— Start of Data provided —

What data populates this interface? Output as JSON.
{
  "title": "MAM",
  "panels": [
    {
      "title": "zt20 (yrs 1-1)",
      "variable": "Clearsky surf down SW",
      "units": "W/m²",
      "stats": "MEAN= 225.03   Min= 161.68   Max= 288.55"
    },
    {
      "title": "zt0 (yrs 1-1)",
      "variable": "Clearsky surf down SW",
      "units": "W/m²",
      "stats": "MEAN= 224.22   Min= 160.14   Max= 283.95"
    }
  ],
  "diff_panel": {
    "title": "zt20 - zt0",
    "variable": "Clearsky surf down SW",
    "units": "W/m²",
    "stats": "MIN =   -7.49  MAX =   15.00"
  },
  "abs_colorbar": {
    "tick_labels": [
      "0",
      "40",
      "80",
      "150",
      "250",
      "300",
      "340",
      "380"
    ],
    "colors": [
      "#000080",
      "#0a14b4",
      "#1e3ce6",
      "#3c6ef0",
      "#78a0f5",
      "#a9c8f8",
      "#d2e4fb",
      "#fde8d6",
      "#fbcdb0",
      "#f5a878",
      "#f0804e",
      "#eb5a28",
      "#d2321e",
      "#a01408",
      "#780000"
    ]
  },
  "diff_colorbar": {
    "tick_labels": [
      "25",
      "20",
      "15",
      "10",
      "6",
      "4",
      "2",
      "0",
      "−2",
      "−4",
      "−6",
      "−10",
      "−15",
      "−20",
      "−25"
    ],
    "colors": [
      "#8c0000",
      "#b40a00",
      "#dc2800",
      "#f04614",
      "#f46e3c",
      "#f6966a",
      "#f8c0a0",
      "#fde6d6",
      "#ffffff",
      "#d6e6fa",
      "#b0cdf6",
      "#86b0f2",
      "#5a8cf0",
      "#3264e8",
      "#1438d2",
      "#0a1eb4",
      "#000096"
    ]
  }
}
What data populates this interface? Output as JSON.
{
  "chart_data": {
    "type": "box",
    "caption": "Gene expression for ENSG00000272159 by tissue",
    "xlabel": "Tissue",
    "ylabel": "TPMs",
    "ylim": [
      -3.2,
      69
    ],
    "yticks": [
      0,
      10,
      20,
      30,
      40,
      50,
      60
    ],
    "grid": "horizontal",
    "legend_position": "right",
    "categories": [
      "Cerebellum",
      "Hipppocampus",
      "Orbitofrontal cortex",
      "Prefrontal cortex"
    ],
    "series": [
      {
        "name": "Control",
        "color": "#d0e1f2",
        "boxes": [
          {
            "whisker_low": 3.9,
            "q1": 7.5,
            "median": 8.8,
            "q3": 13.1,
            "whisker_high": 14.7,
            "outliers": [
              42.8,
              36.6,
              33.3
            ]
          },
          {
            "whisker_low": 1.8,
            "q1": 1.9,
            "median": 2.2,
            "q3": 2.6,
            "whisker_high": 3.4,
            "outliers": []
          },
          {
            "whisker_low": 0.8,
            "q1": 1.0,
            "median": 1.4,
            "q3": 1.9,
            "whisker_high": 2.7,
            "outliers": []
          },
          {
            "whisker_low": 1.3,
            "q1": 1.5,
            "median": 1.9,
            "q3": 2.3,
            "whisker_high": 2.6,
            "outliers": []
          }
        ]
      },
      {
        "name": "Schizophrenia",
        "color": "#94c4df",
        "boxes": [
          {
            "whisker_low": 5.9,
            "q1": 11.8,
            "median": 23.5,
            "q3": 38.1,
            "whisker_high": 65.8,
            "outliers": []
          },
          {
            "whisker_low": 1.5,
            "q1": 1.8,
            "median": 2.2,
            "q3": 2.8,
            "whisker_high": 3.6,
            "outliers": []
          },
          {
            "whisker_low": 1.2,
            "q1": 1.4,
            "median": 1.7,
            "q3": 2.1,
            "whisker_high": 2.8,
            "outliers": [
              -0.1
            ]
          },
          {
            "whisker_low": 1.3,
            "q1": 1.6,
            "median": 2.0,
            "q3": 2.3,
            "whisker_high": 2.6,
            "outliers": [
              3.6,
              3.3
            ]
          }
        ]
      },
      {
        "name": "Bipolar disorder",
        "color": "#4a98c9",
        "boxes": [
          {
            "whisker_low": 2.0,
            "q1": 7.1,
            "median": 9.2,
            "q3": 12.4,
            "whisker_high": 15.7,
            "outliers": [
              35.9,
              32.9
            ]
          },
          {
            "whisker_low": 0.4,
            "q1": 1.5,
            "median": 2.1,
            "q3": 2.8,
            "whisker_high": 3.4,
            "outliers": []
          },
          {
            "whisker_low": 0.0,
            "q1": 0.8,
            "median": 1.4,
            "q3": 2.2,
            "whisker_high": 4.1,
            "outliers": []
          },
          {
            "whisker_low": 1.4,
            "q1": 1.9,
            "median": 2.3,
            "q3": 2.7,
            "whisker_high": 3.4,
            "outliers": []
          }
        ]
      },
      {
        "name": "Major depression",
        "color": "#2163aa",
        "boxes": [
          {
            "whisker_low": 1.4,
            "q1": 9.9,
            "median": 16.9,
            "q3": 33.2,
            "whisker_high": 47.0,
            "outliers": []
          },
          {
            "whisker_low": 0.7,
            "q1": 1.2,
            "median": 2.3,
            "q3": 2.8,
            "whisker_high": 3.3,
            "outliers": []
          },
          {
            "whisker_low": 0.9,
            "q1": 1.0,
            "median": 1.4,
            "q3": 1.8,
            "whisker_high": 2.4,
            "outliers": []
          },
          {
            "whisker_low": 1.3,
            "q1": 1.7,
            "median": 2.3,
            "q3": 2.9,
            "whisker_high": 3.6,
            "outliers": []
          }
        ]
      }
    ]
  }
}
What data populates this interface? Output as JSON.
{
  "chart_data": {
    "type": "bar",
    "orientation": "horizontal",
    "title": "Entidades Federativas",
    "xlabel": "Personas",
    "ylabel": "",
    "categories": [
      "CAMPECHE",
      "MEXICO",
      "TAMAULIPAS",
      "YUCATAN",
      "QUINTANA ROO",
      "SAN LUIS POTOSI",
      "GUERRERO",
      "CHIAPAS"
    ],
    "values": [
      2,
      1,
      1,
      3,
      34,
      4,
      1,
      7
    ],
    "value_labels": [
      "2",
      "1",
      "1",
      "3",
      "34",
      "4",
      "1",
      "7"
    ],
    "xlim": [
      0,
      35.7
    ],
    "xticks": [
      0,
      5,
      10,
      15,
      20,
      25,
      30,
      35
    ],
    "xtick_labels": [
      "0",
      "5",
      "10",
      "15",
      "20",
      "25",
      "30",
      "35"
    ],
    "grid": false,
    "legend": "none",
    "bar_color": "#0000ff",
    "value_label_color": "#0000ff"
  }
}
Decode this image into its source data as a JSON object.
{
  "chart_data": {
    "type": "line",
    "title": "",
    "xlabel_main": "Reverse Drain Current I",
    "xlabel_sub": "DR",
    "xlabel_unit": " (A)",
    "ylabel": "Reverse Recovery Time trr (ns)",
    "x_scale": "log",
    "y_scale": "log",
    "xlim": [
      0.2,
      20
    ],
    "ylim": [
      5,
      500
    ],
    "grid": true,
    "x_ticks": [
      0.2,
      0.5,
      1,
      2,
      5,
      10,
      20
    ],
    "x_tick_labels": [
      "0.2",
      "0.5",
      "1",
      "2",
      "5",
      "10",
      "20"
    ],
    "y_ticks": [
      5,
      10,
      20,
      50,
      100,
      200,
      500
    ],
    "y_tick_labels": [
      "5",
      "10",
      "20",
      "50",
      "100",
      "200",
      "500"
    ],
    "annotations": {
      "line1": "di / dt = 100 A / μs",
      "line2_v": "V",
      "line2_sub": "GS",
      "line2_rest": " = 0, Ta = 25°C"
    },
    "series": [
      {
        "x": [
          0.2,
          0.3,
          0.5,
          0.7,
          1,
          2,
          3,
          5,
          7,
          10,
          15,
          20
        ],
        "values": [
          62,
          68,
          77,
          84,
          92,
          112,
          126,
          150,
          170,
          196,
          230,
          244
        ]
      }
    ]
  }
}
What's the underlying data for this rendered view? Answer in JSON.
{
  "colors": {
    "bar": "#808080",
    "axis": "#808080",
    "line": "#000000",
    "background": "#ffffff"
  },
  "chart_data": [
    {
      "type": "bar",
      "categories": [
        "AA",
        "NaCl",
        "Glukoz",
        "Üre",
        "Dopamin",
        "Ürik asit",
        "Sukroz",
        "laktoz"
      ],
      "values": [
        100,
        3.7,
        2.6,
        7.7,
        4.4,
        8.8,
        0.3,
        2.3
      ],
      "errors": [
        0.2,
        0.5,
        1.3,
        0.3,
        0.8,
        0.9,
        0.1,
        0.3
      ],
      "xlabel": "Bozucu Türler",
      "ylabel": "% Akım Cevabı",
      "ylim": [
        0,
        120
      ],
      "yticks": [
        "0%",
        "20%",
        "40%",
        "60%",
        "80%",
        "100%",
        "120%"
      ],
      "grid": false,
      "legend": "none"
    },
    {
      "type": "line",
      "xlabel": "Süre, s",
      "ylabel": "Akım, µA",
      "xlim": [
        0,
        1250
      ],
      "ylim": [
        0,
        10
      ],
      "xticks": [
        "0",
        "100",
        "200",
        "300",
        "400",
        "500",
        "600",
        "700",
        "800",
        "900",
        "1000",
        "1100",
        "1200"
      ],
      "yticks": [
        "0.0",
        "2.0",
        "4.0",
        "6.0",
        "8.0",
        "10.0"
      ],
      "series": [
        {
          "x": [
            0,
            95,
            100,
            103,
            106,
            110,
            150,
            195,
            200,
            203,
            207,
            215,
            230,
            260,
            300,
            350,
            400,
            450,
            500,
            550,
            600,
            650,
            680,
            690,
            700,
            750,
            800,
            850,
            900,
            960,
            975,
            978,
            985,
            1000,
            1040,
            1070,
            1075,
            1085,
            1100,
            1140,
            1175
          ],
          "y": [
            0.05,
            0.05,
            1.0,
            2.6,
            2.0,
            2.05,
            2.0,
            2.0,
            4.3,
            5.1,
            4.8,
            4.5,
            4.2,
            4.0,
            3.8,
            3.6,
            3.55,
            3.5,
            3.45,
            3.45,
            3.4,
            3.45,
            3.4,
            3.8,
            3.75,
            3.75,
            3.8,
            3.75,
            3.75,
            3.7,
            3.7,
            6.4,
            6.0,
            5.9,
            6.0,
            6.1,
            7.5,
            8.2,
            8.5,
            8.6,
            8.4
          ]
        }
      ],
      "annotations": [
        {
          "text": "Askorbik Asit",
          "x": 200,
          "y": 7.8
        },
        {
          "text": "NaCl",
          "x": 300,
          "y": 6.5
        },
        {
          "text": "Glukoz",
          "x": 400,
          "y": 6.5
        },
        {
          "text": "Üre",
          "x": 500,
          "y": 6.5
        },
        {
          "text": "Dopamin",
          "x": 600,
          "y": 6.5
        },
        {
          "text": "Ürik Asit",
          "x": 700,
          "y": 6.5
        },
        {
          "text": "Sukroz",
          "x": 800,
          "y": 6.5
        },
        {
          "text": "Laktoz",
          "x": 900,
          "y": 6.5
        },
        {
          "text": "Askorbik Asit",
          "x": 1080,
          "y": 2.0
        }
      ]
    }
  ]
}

— End of Data provided —

§ **Objective**: Look through the material above and pick out each line holding the word "cortex".

§ **Task response**:
      "Orbitofrontal cortex",
      "Prefrontal cortex"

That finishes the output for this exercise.